▸ GOAL
Write every line of the material out exactly as shown.

▸ ENTRIES SHOWN
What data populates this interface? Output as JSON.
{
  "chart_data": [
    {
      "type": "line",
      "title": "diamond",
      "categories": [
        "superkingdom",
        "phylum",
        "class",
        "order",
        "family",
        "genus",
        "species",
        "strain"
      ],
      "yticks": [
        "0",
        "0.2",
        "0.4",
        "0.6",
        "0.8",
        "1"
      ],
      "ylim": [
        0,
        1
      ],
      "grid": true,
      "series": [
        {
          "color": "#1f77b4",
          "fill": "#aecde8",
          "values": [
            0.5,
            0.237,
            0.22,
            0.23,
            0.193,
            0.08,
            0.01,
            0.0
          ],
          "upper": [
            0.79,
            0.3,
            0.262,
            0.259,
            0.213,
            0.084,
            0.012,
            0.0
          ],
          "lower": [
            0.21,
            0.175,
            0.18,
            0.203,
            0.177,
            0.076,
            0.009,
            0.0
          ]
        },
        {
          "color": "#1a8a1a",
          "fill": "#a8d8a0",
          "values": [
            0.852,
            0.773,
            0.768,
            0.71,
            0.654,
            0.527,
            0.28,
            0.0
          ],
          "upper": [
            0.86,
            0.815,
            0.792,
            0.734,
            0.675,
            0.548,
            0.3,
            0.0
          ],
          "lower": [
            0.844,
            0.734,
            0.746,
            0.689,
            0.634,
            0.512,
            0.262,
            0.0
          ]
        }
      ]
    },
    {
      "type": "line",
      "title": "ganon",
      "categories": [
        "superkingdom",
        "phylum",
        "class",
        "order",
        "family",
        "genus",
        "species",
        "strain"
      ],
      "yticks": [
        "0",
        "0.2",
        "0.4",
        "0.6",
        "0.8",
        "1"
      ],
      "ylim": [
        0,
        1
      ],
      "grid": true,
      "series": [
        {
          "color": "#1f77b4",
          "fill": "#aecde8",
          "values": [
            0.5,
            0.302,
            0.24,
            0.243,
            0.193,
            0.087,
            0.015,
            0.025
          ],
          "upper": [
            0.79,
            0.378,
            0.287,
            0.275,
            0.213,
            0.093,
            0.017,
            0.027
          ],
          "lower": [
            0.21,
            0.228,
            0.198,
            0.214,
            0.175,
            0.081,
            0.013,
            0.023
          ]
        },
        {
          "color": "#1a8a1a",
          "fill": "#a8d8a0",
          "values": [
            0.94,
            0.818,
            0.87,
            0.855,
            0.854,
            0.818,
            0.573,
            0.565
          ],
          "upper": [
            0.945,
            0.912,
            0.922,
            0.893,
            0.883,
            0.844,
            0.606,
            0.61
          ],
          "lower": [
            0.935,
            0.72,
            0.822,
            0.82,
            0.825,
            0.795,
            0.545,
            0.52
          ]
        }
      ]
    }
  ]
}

▸ RIGHT ANSWER
What data populates this interface? Output as JSON.
{
  "chart_data": [
    {
      "type": "line",
      "title": "diamond",
      "categories": [
        "superkingdom",
        "phylum",
        "class",
        "order",
        "family",
        "genus",
        "species",
        "strain"
      ],
      "yticks": [
        "0",
        "0.2",
        "0.4",
        "0.6",
        "0.8",
        "1"
      ],
      "ylim": [
        0,
        1
      ],
      "grid": true,
      "series": [
        {
          "color": "#1f77b4",
          "fill": "#aecde8",
          "values": [
            0.5,
            0.237,
            0.22,
            0.23,
            0.193,
            0.08,
            0.01,
            0.0
          ],
          "upper": [
            0.79,
            0.3,
            0.262,
            0.259,
            0.213,
            0.084,
            0.012,
            0.0
          ],
          "lower": [
            0.21,
            0.175,
            0.18,
            0.203,
            0.177,
            0.076,
            0.009,
            0.0
          ]
        },
        {
          "color": "#1a8a1a",
          "fill": "#a8d8a0",
          "values": [
            0.852,
            0.773,
            0.768,
            0.71,
            0.654,
            0.527,
            0.28,
            0.0
          ],
          "upper": [
            0.86,
            0.815,
            0.792,
            0.734,
            0.675,
            0.548,
            0.3,
            0.0
          ],
          "lower": [
            0.844,
            0.734,
            0.746,
            0.689,
            0.634,
            0.512,
            0.262,
            0.0
          ]
        }
      ]
    },
    {
      "type": "line",
      "title": "ganon",
      "categories": [
        "superkingdom",
        "phylum",
        "class",
        "order",
        "family",
        "genus",
        "species",
        "strain"
      ],
      "yticks": [
        "0",
        "0.2",
        "0.4",
        "0.6",
        "0.8",
        "1"
      ],
      "ylim": [
        0,
        1
      ],
      "grid": true,
      "series": [
        {
          "color": "#1f77b4",
          "fill": "#aecde8",
          "values": [
            0.5,
            0.302,
            0.24,
            0.243,
            0.193,
            0.087,
            0.015,
            0.025
          ],
          "upper": [
            0.79,
            0.378,
            0.287,
            0.275,
            0.213,
            0.093,
            0.017,
            0.027
          ],
          "lower": [
            0.21,
            0.228,
            0.198,
            0.214,
            0.175,
            0.081,
            0.013,
            0.023
          ]
        },
        {
          "color": "#1a8a1a",
          "fill": "#a8d8a0",
          "values": [
            0.94,
            0.818,
            0.87,
            0.855,
            0.854,
            0.818,
            0.573,
            0.565
          ],
          "upper": [
            0.945,
            0.912,
            0.922,
            0.893,
            0.883,
            0.844,
            0.606,
            0.61
          ],
          "lower": [
            0.935,
            0.72,
            0.822,
            0.82,
            0.825,
            0.795,
            0.545,
            0.52
          ]
        }
      ]
    }
  ]
}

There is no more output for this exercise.